| DIRECTIVE |
Reading down the listing below, count the lines where the word "content" shows up, then give only that count.

| DATASET RECORDS |
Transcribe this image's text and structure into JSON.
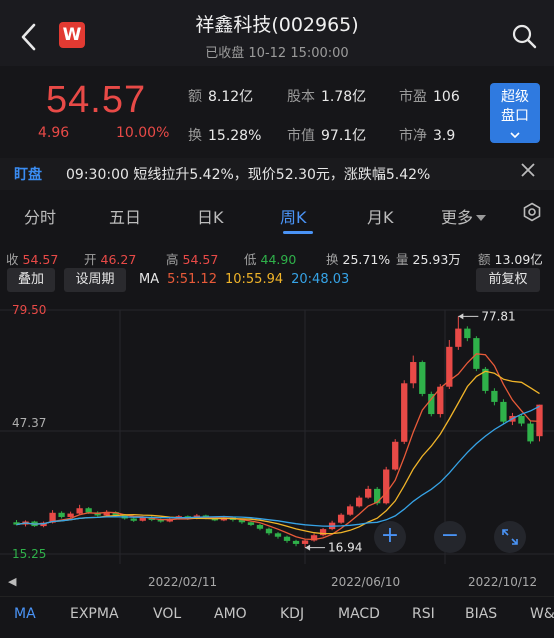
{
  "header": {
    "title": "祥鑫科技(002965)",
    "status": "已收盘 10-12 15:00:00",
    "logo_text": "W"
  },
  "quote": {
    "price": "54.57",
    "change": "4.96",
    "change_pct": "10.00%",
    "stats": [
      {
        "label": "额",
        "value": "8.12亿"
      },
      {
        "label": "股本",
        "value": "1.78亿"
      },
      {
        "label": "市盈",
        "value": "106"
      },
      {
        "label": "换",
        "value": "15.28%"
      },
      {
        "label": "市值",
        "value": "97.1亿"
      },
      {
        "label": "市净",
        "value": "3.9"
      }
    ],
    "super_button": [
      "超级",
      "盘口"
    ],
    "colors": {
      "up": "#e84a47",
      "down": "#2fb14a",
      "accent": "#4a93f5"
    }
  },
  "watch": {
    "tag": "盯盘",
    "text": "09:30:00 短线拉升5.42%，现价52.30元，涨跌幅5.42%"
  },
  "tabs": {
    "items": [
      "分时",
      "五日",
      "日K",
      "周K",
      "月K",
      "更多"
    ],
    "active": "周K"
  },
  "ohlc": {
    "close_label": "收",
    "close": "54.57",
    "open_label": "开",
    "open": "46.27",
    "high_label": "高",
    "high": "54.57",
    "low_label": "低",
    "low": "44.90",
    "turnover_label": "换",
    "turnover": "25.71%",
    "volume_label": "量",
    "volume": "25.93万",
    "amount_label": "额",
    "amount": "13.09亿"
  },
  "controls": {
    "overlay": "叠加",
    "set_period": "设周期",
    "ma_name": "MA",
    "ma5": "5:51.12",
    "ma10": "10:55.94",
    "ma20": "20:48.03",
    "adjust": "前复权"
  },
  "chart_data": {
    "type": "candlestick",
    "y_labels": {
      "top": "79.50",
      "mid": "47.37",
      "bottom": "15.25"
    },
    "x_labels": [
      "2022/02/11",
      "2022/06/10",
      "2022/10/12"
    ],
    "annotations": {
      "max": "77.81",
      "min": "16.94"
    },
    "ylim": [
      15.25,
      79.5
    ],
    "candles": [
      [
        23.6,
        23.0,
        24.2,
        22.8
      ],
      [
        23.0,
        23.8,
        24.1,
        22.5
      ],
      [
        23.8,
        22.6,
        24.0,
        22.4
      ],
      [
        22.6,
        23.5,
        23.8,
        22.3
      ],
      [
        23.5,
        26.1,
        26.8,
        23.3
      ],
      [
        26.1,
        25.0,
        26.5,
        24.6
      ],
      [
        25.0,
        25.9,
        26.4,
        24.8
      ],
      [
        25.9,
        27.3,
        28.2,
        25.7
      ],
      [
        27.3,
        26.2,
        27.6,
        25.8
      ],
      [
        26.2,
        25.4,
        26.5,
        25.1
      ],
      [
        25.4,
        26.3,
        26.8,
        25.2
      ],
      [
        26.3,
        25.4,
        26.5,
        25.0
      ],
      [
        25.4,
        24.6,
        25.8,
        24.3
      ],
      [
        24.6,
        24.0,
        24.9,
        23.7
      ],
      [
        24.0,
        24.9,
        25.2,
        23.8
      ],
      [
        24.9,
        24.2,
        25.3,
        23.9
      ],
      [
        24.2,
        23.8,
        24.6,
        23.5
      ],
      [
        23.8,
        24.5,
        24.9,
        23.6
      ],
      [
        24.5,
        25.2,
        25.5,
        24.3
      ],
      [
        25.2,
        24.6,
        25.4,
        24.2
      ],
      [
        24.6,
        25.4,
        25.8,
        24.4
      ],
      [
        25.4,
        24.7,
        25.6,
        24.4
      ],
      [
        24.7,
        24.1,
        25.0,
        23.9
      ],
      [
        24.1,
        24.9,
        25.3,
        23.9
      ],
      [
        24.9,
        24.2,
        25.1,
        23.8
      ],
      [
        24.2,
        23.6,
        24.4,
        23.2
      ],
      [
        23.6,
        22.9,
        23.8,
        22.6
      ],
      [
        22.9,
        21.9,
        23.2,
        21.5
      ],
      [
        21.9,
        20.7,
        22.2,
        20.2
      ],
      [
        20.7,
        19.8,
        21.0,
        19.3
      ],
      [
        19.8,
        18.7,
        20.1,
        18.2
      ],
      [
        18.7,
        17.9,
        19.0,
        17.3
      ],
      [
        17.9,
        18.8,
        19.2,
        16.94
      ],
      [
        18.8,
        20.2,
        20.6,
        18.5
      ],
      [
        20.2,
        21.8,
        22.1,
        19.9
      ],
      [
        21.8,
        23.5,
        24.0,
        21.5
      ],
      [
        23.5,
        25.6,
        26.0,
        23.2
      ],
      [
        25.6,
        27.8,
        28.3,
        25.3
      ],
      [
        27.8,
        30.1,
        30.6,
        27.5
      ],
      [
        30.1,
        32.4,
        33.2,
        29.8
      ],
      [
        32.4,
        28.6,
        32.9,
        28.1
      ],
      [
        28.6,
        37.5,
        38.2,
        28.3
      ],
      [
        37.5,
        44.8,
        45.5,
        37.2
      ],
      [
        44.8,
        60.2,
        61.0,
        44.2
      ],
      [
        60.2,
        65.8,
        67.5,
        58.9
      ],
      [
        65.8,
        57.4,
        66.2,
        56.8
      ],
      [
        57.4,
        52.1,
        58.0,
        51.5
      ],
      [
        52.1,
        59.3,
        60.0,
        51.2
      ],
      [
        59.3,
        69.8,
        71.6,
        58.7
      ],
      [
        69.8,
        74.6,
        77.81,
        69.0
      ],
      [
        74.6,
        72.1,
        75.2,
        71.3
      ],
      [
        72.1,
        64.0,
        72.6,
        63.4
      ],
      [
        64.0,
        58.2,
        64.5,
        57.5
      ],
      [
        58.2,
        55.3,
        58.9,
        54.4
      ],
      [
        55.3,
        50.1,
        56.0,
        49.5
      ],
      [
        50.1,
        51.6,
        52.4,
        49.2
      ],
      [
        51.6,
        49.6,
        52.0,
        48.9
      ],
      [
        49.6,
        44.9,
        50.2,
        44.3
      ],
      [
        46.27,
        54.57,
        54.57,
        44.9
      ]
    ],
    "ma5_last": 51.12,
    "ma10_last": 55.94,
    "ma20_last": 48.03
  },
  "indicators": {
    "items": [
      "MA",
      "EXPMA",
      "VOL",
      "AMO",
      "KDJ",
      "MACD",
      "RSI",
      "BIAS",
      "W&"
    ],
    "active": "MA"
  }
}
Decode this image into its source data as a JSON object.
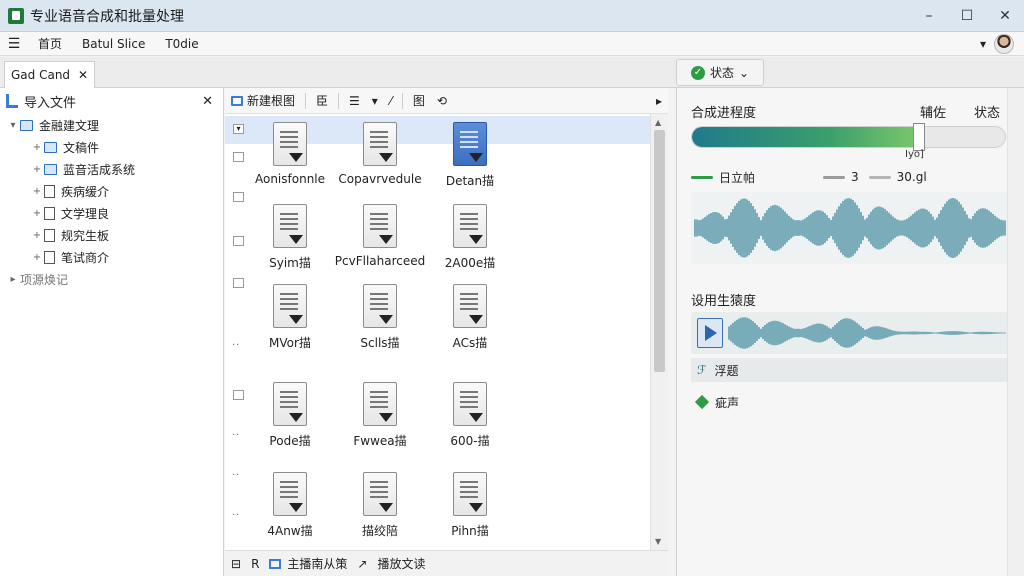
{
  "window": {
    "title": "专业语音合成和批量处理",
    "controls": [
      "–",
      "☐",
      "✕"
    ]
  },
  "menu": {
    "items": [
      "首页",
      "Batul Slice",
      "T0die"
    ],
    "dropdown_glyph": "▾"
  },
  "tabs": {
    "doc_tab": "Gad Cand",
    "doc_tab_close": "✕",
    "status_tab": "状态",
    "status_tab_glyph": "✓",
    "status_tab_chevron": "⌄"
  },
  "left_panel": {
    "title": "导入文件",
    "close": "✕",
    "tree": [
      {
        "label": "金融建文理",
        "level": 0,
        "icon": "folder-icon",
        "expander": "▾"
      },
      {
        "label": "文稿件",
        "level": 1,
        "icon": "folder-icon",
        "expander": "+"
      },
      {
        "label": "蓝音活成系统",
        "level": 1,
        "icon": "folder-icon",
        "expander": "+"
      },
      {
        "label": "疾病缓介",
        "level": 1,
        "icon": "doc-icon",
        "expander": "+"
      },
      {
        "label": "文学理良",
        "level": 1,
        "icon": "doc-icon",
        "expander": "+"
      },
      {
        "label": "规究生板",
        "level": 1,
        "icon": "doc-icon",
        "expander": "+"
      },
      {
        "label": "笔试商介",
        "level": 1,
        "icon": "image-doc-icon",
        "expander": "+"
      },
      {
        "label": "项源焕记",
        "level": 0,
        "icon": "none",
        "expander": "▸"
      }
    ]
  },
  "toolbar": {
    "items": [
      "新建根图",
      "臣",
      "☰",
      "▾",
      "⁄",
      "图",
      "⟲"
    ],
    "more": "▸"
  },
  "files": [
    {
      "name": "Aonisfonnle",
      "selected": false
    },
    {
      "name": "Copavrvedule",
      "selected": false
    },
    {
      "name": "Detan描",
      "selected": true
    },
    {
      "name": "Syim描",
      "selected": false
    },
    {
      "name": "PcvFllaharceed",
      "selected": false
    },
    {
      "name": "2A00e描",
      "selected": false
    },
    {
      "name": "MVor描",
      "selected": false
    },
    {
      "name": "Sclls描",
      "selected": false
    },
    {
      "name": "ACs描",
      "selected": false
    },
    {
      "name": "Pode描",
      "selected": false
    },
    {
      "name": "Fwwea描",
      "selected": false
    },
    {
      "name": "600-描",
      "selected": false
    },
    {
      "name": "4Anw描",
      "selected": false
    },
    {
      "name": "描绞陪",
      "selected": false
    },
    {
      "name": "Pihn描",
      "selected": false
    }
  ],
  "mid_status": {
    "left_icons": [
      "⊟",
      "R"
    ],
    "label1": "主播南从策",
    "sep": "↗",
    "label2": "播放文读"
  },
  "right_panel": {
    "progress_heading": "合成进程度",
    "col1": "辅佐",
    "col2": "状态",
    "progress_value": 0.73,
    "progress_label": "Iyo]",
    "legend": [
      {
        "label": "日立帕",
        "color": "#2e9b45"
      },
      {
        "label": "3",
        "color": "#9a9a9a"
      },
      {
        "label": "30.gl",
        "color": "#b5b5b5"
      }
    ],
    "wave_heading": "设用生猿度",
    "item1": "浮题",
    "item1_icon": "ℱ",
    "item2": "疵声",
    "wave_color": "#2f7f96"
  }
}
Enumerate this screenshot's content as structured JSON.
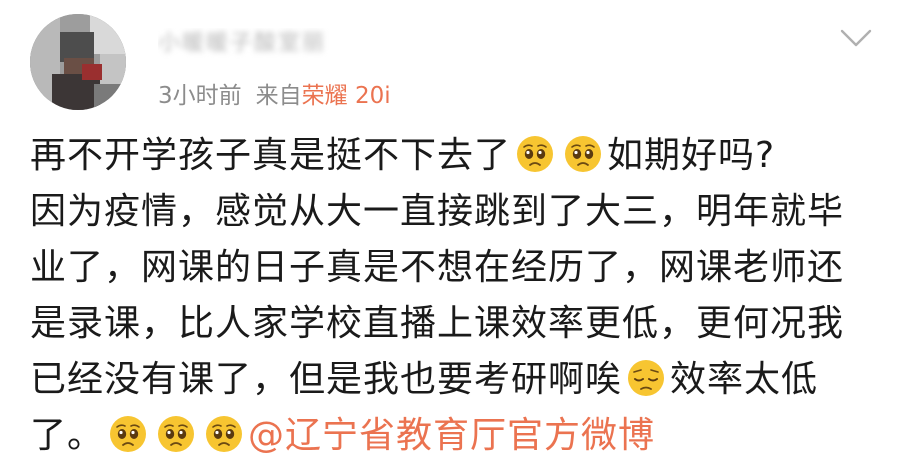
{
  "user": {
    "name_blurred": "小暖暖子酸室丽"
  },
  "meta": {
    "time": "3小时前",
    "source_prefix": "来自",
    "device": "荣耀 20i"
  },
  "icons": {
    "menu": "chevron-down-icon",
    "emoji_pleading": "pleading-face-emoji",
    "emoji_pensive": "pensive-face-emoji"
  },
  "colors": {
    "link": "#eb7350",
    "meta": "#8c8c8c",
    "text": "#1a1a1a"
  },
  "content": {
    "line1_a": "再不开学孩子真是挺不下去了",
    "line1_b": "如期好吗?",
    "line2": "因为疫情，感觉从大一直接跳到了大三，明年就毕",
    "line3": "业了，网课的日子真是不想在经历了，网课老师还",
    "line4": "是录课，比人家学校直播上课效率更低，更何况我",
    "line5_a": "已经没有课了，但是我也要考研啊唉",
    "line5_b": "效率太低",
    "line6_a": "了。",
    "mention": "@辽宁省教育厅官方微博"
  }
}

| CORRECT ANSWER |
2